Stored items from a collection:
▼
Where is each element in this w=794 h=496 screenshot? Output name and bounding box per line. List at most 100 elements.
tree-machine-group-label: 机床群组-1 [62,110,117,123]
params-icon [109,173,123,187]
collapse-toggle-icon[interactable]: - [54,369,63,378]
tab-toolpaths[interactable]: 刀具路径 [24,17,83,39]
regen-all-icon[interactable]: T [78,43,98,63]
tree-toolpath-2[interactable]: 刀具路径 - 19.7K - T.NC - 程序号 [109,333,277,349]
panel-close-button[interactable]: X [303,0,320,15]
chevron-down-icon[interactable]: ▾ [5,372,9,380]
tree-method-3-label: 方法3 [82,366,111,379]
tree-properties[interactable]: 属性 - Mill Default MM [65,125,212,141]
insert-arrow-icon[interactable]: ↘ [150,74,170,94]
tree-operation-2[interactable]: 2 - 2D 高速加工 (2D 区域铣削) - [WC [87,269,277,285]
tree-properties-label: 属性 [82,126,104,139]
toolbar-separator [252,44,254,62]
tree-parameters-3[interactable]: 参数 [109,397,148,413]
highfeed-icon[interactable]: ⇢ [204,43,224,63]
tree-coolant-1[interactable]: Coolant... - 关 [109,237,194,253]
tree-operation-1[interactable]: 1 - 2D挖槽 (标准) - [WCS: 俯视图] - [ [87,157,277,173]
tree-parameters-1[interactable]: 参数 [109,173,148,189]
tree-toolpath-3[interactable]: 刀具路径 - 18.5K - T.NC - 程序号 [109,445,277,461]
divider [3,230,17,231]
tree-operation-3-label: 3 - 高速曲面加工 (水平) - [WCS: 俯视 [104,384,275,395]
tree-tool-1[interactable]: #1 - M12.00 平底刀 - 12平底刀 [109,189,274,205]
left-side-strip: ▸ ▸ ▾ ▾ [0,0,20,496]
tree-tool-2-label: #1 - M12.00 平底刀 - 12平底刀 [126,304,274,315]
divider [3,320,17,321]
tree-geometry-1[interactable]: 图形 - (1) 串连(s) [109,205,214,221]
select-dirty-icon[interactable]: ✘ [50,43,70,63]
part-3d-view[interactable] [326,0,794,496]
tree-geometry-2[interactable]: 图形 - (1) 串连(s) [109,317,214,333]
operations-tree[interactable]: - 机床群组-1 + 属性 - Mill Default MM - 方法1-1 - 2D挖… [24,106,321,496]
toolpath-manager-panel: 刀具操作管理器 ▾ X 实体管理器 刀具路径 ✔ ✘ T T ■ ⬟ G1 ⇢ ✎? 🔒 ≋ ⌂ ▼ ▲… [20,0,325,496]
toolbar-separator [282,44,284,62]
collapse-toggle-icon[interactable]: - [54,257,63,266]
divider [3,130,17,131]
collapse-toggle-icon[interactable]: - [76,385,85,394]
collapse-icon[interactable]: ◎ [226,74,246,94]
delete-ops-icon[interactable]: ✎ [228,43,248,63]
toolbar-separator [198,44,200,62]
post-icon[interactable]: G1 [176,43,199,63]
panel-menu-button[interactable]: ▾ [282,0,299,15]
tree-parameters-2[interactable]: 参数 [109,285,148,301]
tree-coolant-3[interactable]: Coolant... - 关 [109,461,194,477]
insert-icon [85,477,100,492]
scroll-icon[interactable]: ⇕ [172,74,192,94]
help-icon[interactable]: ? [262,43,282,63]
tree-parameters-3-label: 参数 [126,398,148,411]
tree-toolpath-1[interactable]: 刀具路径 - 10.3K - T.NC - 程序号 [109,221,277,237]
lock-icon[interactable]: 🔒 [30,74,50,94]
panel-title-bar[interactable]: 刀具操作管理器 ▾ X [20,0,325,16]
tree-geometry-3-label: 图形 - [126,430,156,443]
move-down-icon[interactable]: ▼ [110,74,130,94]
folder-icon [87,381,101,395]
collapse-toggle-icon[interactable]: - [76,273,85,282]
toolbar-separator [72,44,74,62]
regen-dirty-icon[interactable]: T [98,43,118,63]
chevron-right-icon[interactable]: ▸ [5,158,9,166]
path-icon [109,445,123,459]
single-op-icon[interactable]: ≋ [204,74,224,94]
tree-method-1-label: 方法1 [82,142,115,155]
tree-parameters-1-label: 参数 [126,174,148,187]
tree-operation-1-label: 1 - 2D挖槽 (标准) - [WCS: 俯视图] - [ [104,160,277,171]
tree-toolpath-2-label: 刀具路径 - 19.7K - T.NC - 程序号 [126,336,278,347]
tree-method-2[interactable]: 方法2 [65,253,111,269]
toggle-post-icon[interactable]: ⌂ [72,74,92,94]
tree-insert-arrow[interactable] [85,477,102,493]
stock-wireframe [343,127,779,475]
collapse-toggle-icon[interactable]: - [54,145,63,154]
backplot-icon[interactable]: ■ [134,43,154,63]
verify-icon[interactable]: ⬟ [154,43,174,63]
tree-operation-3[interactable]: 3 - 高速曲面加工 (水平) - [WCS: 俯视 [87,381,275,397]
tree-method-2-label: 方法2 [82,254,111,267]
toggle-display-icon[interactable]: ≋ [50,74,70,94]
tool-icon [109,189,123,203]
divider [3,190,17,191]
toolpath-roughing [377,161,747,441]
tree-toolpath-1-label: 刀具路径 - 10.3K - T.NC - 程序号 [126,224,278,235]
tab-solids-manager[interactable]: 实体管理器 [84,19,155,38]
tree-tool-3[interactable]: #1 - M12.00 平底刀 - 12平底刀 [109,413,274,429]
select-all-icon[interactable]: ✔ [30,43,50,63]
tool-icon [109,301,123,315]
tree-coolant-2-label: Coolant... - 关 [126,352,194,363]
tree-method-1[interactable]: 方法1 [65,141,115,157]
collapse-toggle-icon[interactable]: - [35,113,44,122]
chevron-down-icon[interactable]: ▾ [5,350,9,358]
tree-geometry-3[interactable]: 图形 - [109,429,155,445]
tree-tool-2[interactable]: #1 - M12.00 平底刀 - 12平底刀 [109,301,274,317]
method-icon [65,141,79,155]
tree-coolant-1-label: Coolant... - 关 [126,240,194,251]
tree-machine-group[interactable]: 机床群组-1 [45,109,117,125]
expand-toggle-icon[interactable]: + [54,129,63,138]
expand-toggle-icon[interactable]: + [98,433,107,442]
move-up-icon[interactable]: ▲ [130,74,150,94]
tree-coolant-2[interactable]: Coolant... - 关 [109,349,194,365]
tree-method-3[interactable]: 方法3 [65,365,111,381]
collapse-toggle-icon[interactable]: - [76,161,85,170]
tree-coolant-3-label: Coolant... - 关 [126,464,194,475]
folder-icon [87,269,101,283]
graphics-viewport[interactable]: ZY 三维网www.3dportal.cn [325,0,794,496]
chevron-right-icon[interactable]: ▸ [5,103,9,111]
▲
Problem to work on:
Rewrite all of the rows with "collapse-toggle-icon" replaced by "fold-toggle-icon" throughout, leaving every other character unchanged.

Answer to this problem:
Where is each element in this w=794 h=496 screenshot? Output name and bounding box per line. List at most 100 elements.
tree-machine-group-label: 机床群组-1 [62,110,117,123]
params-icon [109,173,123,187]
fold-toggle-icon[interactable]: - [54,369,63,378]
tab-toolpaths[interactable]: 刀具路径 [24,17,83,39]
regen-all-icon[interactable]: T [78,43,98,63]
tree-toolpath-2[interactable]: 刀具路径 - 19.7K - T.NC - 程序号 [109,333,277,349]
panel-close-button[interactable]: X [303,0,320,15]
chevron-down-icon[interactable]: ▾ [5,372,9,380]
tree-method-3-label: 方法3 [82,366,111,379]
tree-properties[interactable]: 属性 - Mill Default MM [65,125,212,141]
insert-arrow-icon[interactable]: ↘ [150,74,170,94]
tree-operation-2[interactable]: 2 - 2D 高速加工 (2D 区域铣削) - [WC [87,269,277,285]
tree-properties-label: 属性 [82,126,104,139]
toolbar-separator [252,44,254,62]
tree-parameters-3[interactable]: 参数 [109,397,148,413]
highfeed-icon[interactable]: ⇢ [204,43,224,63]
tree-coolant-1[interactable]: Coolant... - 关 [109,237,194,253]
tree-operation-1[interactable]: 1 - 2D挖槽 (标准) - [WCS: 俯视图] - [ [87,157,277,173]
tree-parameters-1[interactable]: 参数 [109,173,148,189]
tree-toolpath-3[interactable]: 刀具路径 - 18.5K - T.NC - 程序号 [109,445,277,461]
divider [3,230,17,231]
tree-operation-3-label: 3 - 高速曲面加工 (水平) - [WCS: 俯视 [104,384,275,395]
tree-tool-1[interactable]: #1 - M12.00 平底刀 - 12平底刀 [109,189,274,205]
left-side-strip: ▸ ▸ ▾ ▾ [0,0,20,496]
tree-tool-2-label: #1 - M12.00 平底刀 - 12平底刀 [126,304,274,315]
divider [3,320,17,321]
tree-geometry-1[interactable]: 图形 - (1) 串连(s) [109,205,214,221]
select-dirty-icon[interactable]: ✘ [50,43,70,63]
part-3d-view[interactable] [326,0,794,496]
tree-geometry-2[interactable]: 图形 - (1) 串连(s) [109,317,214,333]
operations-tree[interactable]: - 机床群组-1 + 属性 - Mill Default MM - 方法1-1 - 2D挖… [24,106,321,496]
toolpath-manager-panel: 刀具操作管理器 ▾ X 实体管理器 刀具路径 ✔ ✘ T T ■ ⬟ G1 ⇢ ✎? 🔒 ≋ ⌂ ▼ ▲… [20,0,325,496]
toolbar-separator [282,44,284,62]
fold-toggle-icon[interactable]: - [54,257,63,266]
divider [3,130,17,131]
fold-toggle-icon[interactable]: - [76,385,85,394]
collapse-icon[interactable]: ◎ [226,74,246,94]
delete-ops-icon[interactable]: ✎ [228,43,248,63]
toolbar-separator [198,44,200,62]
post-icon[interactable]: G1 [176,43,199,63]
panel-menu-button[interactable]: ▾ [282,0,299,15]
tree-parameters-2[interactable]: 参数 [109,285,148,301]
tree-coolant-3[interactable]: Coolant... - 关 [109,461,194,477]
insert-icon [85,477,100,492]
scroll-icon[interactable]: ⇕ [172,74,192,94]
help-icon[interactable]: ? [262,43,282,63]
tree-parameters-3-label: 参数 [126,398,148,411]
tree-toolpath-1[interactable]: 刀具路径 - 10.3K - T.NC - 程序号 [109,221,277,237]
lock-icon[interactable]: 🔒 [30,74,50,94]
panel-title-bar[interactable]: 刀具操作管理器 ▾ X [20,0,325,16]
tree-geometry-3-label: 图形 - [126,430,156,443]
move-down-icon[interactable]: ▼ [110,74,130,94]
folder-icon [87,381,101,395]
fold-toggle-icon[interactable]: - [76,273,85,282]
toolbar-separator [72,44,74,62]
regen-dirty-icon[interactable]: T [98,43,118,63]
chevron-right-icon[interactable]: ▸ [5,158,9,166]
path-icon [109,445,123,459]
single-op-icon[interactable]: ≋ [204,74,224,94]
tree-method-1-label: 方法1 [82,142,115,155]
tree-parameters-1-label: 参数 [126,174,148,187]
tree-operation-1-label: 1 - 2D挖槽 (标准) - [WCS: 俯视图] - [ [104,160,277,171]
tree-toolpath-2-label: 刀具路径 - 19.7K - T.NC - 程序号 [126,336,278,347]
tree-method-2[interactable]: 方法2 [65,253,111,269]
toggle-post-icon[interactable]: ⌂ [72,74,92,94]
tree-insert-arrow[interactable] [85,477,102,493]
stock-wireframe [343,127,779,475]
fold-toggle-icon[interactable]: - [54,145,63,154]
backplot-icon[interactable]: ■ [134,43,154,63]
verify-icon[interactable]: ⬟ [154,43,174,63]
tree-operation-3[interactable]: 3 - 高速曲面加工 (水平) - [WCS: 俯视 [87,381,275,397]
tree-method-2-label: 方法2 [82,254,111,267]
toggle-display-icon[interactable]: ≋ [50,74,70,94]
tool-icon [109,189,123,203]
divider [3,190,17,191]
toolpath-roughing [377,161,747,441]
tree-toolpath-1-label: 刀具路径 - 10.3K - T.NC - 程序号 [126,224,278,235]
tab-solids-manager[interactable]: 实体管理器 [84,19,155,38]
tree-tool-3[interactable]: #1 - M12.00 平底刀 - 12平底刀 [109,413,274,429]
select-all-icon[interactable]: ✔ [30,43,50,63]
tool-icon [109,301,123,315]
tree-coolant-2-label: Coolant... - 关 [126,352,194,363]
tree-method-1[interactable]: 方法1 [65,141,115,157]
fold-toggle-icon[interactable]: - [35,113,44,122]
chevron-down-icon[interactable]: ▾ [5,350,9,358]
tree-geometry-3[interactable]: 图形 - [109,429,155,445]
tree-tool-2[interactable]: #1 - M12.00 平底刀 - 12平底刀 [109,301,274,317]
method-icon [65,141,79,155]
tree-coolant-1-label: Coolant... - 关 [126,240,194,251]
tree-machine-group[interactable]: 机床群组-1 [45,109,117,125]
expand-toggle-icon[interactable]: + [54,129,63,138]
expand-toggle-icon[interactable]: + [98,433,107,442]
move-up-icon[interactable]: ▲ [130,74,150,94]
tree-coolant-2[interactable]: Coolant... - 关 [109,349,194,365]
tree-method-3[interactable]: 方法3 [65,365,111,381]
fold-toggle-icon[interactable]: - [76,161,85,170]
tree-coolant-3-label: Coolant... - 关 [126,464,194,475]
folder-icon [87,269,101,283]
graphics-viewport[interactable]: ZY 三维网www.3dportal.cn [325,0,794,496]
chevron-right-icon[interactable]: ▸ [5,103,9,111]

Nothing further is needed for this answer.